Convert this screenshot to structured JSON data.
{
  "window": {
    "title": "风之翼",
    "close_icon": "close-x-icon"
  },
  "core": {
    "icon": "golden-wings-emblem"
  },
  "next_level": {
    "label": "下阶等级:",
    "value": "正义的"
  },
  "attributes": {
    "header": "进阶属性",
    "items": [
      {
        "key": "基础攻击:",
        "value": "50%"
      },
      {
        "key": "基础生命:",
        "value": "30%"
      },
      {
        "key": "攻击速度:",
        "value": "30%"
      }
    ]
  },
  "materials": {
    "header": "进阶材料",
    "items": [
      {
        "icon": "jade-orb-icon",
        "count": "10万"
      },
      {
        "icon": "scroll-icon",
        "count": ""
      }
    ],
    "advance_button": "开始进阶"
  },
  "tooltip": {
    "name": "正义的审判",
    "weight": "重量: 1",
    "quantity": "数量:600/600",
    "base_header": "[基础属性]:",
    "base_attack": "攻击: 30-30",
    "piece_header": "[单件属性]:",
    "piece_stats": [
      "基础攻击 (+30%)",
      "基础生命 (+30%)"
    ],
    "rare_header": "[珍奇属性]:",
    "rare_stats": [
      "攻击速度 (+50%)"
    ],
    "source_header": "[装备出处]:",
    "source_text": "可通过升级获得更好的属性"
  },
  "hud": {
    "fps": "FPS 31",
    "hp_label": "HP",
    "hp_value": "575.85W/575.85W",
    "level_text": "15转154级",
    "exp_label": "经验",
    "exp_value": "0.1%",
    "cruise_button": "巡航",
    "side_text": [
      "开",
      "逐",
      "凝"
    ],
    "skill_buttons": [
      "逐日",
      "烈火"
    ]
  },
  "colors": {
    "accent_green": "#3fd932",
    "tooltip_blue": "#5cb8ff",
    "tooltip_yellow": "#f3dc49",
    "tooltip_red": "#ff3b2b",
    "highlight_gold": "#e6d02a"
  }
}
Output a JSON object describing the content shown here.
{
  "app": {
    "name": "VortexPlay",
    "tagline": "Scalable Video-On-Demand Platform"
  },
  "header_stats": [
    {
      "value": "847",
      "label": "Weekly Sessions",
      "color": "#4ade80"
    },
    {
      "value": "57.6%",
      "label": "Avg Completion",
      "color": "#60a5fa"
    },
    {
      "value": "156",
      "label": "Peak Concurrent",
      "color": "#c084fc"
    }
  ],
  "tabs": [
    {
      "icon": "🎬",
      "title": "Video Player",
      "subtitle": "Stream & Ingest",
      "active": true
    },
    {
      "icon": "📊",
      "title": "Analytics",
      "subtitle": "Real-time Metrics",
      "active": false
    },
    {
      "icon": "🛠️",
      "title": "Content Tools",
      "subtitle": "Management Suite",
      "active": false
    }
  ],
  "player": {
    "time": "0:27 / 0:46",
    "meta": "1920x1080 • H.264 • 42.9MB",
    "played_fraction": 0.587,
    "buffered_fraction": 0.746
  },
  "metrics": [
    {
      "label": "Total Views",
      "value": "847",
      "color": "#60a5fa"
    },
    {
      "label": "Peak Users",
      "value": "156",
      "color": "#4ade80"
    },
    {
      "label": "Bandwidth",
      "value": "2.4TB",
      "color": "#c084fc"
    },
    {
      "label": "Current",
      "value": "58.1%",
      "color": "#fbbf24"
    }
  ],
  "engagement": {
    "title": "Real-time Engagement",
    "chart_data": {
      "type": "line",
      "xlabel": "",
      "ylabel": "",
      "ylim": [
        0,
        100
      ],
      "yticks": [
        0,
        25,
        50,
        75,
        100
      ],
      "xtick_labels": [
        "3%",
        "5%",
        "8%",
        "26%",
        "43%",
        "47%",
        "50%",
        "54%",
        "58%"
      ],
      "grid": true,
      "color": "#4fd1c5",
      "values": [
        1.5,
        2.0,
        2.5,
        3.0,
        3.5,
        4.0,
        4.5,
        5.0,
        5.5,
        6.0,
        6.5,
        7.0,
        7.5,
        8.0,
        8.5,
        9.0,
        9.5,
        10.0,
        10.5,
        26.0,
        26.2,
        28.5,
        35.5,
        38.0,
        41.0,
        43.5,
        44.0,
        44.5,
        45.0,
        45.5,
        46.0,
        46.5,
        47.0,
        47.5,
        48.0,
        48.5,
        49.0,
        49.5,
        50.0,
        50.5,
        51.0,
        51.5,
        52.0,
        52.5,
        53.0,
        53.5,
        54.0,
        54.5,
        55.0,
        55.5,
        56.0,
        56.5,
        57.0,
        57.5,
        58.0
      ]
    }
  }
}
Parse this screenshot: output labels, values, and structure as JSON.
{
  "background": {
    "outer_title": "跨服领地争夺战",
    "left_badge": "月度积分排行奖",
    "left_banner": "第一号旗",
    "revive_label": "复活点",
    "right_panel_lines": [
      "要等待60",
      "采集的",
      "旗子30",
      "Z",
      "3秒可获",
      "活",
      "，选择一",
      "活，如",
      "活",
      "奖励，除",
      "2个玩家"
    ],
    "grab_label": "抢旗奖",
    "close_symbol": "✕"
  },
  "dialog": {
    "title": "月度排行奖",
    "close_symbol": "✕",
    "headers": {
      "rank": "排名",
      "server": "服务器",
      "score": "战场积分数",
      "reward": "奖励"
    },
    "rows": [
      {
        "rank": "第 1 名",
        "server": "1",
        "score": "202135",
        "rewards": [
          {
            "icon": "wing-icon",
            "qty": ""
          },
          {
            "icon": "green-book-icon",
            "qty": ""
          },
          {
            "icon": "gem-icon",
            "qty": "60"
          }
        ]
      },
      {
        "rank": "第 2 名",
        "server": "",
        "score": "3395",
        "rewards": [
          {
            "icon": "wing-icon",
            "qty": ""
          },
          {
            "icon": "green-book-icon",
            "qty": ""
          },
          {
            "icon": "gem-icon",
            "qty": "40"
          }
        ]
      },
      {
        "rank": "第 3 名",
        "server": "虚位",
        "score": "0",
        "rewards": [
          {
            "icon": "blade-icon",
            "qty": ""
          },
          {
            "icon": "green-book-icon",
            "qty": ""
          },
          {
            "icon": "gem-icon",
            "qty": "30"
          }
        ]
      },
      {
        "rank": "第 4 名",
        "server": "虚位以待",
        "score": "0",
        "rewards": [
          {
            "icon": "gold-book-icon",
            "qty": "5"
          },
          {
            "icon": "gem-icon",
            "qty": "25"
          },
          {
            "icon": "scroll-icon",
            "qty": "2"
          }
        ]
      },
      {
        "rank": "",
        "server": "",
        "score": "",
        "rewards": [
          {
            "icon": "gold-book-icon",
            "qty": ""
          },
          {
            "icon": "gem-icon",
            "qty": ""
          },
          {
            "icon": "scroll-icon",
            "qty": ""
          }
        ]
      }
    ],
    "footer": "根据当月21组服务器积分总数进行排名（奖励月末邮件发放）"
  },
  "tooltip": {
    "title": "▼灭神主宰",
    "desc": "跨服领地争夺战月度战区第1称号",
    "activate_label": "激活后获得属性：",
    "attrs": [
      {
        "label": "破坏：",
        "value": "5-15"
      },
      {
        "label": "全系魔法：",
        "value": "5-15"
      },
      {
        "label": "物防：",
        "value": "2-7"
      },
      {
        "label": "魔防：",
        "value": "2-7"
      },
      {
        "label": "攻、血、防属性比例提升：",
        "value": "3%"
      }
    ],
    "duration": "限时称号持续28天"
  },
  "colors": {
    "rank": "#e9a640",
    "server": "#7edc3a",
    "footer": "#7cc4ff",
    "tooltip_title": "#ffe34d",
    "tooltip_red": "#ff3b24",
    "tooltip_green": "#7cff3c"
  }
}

---

__REQUIREMENT__: Scan the lines above for "Peak", then copy every one that has it.

__EXERCISE ANSWER__:
      "label": "Peak Concurrent",
      "label": "Peak Users",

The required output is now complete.